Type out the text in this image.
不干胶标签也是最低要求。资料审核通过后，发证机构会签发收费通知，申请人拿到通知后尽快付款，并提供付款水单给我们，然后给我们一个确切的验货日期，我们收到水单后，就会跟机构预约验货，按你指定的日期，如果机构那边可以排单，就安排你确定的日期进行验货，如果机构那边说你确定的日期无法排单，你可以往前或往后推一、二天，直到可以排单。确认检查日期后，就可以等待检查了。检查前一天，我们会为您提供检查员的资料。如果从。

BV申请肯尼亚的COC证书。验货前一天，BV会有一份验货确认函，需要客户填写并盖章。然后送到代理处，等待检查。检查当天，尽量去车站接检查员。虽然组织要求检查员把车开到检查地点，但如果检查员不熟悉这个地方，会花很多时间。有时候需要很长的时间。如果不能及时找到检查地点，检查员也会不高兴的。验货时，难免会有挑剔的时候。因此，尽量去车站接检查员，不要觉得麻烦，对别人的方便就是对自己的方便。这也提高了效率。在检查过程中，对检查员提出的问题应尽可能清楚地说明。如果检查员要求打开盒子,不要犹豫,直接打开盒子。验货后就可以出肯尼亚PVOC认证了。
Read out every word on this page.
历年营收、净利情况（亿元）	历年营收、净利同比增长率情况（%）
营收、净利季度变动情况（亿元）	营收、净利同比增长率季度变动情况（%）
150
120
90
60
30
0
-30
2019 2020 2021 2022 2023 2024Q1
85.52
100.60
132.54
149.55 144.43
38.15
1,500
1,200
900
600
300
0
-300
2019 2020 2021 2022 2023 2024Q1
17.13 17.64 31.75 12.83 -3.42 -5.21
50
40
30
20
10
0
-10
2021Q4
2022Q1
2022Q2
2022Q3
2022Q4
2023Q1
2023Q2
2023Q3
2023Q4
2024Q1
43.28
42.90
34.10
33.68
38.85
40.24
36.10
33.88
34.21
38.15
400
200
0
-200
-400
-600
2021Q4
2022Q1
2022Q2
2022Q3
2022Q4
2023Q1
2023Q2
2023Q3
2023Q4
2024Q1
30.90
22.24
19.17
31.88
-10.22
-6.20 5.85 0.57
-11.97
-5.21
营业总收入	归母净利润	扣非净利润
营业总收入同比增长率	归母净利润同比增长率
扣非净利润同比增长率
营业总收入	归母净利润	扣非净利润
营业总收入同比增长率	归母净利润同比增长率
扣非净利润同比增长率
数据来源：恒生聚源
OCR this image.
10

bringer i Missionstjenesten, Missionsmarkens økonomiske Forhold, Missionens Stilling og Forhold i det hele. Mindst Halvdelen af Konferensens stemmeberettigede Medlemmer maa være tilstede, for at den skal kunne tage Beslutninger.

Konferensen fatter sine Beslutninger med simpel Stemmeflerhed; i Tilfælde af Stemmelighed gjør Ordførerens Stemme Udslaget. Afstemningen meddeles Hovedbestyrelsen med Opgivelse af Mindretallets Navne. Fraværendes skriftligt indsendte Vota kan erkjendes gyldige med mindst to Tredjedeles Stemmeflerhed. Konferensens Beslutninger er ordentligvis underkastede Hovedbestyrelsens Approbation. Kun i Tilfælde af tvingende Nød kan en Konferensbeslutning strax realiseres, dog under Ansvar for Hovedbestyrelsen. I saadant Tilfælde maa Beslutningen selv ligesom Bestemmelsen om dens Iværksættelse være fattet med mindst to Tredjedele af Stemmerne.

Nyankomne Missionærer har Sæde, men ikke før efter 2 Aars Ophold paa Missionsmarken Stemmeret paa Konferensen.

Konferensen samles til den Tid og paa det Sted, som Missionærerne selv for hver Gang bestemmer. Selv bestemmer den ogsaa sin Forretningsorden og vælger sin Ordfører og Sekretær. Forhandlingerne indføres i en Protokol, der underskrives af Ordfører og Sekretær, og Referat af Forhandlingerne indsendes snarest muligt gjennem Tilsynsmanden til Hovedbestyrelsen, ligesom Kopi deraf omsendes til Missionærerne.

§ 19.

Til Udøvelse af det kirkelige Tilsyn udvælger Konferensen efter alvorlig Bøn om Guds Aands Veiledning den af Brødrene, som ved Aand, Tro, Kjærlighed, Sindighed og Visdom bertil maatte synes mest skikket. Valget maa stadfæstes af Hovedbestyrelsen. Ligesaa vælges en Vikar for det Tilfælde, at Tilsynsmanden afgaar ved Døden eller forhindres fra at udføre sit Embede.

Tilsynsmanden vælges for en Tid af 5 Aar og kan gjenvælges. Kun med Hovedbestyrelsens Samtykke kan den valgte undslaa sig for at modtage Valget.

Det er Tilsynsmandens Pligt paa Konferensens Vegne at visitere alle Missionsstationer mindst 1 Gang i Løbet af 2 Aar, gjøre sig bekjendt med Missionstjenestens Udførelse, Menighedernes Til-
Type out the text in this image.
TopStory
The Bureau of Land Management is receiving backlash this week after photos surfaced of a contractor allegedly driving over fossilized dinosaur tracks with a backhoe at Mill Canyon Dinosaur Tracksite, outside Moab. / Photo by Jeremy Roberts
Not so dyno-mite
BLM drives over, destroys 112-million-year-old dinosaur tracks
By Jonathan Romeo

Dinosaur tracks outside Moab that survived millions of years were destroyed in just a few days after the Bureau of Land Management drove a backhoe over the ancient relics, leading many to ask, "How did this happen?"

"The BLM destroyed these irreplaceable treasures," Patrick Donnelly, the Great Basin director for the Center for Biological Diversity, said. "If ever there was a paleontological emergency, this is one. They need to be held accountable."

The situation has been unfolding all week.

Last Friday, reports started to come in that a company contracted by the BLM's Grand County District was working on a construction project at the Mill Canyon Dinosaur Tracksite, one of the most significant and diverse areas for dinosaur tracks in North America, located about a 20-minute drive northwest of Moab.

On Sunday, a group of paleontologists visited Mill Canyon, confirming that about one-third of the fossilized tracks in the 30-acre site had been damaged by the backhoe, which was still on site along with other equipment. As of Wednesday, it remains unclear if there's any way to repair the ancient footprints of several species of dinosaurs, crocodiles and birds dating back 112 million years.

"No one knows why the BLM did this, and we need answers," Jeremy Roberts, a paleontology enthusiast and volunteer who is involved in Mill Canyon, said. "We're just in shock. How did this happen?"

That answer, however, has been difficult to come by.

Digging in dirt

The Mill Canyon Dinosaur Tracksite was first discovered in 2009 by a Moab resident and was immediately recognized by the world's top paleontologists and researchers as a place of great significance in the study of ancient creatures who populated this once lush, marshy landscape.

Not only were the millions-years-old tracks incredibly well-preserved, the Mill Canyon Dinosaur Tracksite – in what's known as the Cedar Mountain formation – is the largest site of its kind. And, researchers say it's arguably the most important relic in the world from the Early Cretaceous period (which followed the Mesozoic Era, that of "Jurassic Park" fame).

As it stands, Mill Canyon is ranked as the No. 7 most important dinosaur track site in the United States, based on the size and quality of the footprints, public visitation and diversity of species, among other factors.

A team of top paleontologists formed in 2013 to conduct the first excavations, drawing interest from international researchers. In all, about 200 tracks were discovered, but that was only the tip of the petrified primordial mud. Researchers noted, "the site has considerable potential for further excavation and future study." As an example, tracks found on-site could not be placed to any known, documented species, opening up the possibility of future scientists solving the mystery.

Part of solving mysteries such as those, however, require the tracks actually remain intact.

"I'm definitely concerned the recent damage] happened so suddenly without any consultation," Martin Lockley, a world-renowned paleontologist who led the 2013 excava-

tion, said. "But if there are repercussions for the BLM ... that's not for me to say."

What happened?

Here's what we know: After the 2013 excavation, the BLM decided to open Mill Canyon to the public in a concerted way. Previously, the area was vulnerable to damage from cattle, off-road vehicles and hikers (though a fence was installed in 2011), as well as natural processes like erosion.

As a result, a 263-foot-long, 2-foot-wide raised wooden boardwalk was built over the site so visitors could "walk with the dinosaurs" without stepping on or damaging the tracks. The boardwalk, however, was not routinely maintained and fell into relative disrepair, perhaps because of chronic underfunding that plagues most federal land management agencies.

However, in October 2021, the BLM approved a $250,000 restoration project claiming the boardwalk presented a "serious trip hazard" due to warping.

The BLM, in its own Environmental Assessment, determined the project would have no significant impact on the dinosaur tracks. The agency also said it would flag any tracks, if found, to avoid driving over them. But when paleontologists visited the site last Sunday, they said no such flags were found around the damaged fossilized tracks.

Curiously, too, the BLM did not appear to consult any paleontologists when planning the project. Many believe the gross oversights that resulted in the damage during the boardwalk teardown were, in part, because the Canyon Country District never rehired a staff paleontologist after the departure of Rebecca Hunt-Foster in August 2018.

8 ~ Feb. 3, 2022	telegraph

□ □ □

_What the task asks_. Check all the records above and select each line where the string "vælges" is found.

_Output for this exercise_.
Til Udøvelse af det kirkelige Tilsyn udvælger Konferensen efter alvorlig Bøn om Guds Aands Veiledning den af Brødrene, som ved Aand, Tro, Kjærlighed, Sindighed og Visdom bertil maatte synes mest skikket. Valget maa stadfæstes af Hovedbestyrelsen. Ligesaa vælges en Vikar for det Tilfælde, at Tilsynsmanden afgaar ved Døden eller forhindres fra at udføre sit Embede.
Tilsynsmanden vælges for en Tid af 5 Aar og kan gjenvælges. Kun med Hovedbestyrelsens Samtykke kan den valgte undslaa sig for at modtage Valget.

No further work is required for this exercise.